Repeat the data below exactly, dropping any pictures it holds.

# Source data
BEGIN
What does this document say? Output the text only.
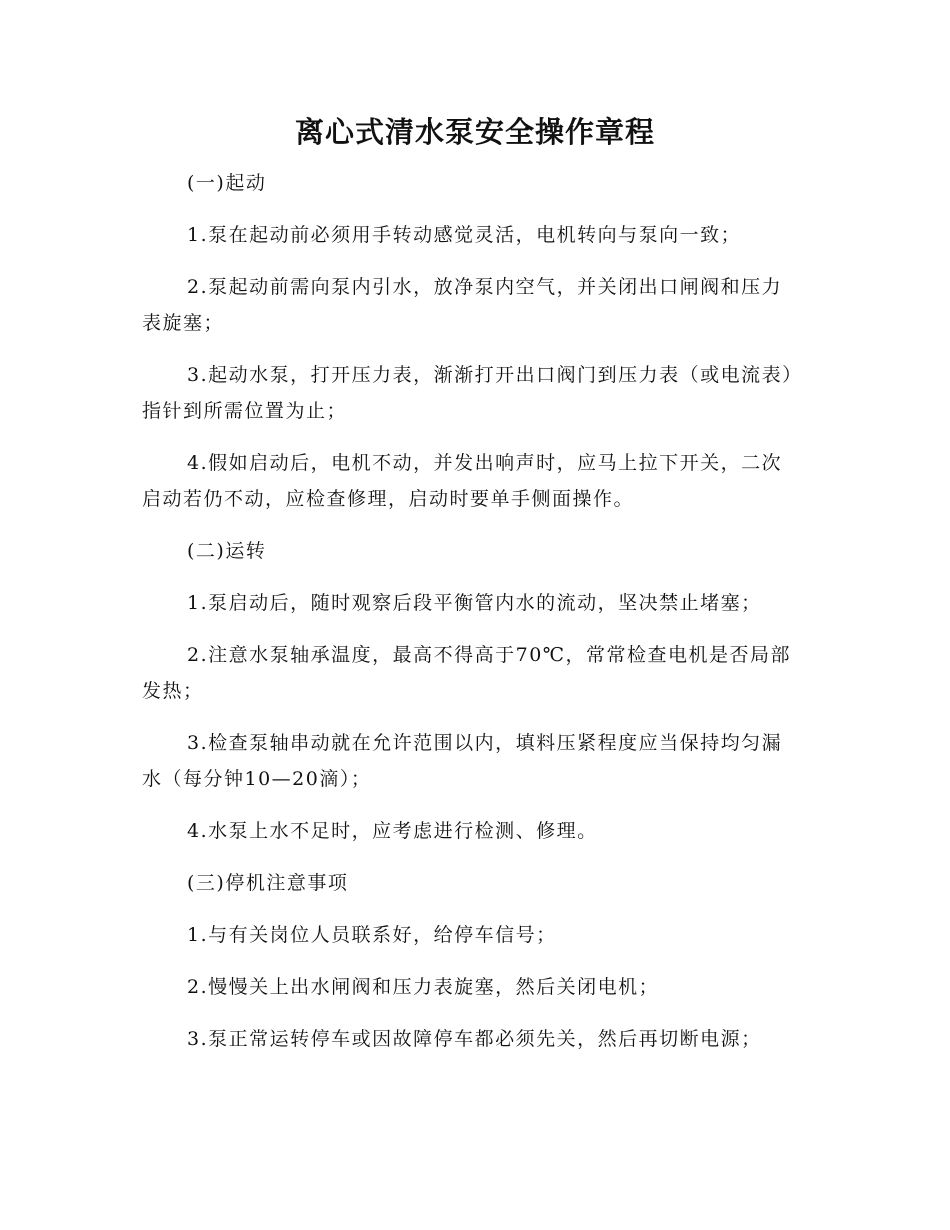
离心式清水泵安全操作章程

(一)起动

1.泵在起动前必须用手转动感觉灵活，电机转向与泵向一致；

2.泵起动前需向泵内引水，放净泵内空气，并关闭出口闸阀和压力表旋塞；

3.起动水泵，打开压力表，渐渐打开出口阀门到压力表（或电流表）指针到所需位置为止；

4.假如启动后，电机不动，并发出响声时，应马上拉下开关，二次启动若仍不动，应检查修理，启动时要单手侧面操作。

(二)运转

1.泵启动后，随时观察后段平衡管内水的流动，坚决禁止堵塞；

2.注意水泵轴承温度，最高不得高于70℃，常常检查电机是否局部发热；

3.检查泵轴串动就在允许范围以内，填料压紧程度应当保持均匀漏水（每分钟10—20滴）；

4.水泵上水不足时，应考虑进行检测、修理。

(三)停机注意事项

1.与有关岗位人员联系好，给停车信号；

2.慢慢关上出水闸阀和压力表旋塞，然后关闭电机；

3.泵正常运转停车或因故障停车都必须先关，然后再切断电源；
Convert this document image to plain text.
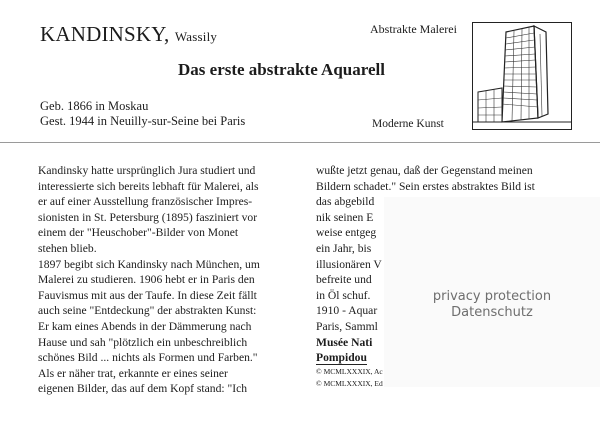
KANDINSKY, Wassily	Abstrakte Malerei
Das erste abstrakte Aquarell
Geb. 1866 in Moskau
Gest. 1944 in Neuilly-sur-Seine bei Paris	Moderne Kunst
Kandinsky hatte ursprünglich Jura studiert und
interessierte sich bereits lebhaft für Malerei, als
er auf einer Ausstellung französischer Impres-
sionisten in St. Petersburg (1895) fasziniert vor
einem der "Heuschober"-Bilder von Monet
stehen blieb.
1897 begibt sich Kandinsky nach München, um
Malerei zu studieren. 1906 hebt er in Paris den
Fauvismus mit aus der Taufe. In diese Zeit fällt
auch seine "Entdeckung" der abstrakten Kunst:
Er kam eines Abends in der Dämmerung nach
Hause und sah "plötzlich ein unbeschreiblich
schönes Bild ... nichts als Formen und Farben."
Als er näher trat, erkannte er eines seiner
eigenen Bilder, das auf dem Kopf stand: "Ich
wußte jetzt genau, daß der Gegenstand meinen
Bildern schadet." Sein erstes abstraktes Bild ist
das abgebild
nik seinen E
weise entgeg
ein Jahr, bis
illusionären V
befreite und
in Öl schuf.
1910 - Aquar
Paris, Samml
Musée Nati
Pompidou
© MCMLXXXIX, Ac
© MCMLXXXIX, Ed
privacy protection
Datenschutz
END
# Output for this exercise
What does this document say? Output the text only.
离心式清水泵安全操作章程

(一)起动

1.泵在起动前必须用手转动感觉灵活，电机转向与泵向一致；

2.泵起动前需向泵内引水，放净泵内空气，并关闭出口闸阀和压力表旋塞；

3.起动水泵，打开压力表，渐渐打开出口阀门到压力表（或电流表）指针到所需位置为止；

4.假如启动后，电机不动，并发出响声时，应马上拉下开关，二次启动若仍不动，应检查修理，启动时要单手侧面操作。

(二)运转

1.泵启动后，随时观察后段平衡管内水的流动，坚决禁止堵塞；

2.注意水泵轴承温度，最高不得高于70℃，常常检查电机是否局部发热；

3.检查泵轴串动就在允许范围以内，填料压紧程度应当保持均匀漏水（每分钟10—20滴）；

4.水泵上水不足时，应考虑进行检测、修理。

(三)停机注意事项

1.与有关岗位人员联系好，给停车信号；

2.慢慢关上出水闸阀和压力表旋塞，然后关闭电机；

3.泵正常运转停车或因故障停车都必须先关，然后再切断电源；
Convert this document image to plain text.
KANDINSKY, Wassily	Abstrakte Malerei
Das erste abstrakte Aquarell
Geb. 1866 in Moskau
Gest. 1944 in Neuilly-sur-Seine bei Paris	Moderne Kunst
Kandinsky hatte ursprünglich Jura studiert und
interessierte sich bereits lebhaft für Malerei, als
er auf einer Ausstellung französischer Impres-
sionisten in St. Petersburg (1895) fasziniert vor
einem der "Heuschober"-Bilder von Monet
stehen blieb.
1897 begibt sich Kandinsky nach München, um
Malerei zu studieren. 1906 hebt er in Paris den
Fauvismus mit aus der Taufe. In diese Zeit fällt
auch seine "Entdeckung" der abstrakten Kunst:
Er kam eines Abends in der Dämmerung nach
Hause und sah "plötzlich ein unbeschreiblich
schönes Bild ... nichts als Formen und Farben."
Als er näher trat, erkannte er eines seiner
eigenen Bilder, das auf dem Kopf stand: "Ich
wußte jetzt genau, daß der Gegenstand meinen
Bildern schadet." Sein erstes abstraktes Bild ist
das abgebild
nik seinen E
weise entgeg
ein Jahr, bis
illusionären V
befreite und
in Öl schuf.
1910 - Aquar
Paris, Samml
Musée Nati
Pompidou
© MCMLXXXIX, Ac
© MCMLXXXIX, Ed
privacy protection
Datenschutz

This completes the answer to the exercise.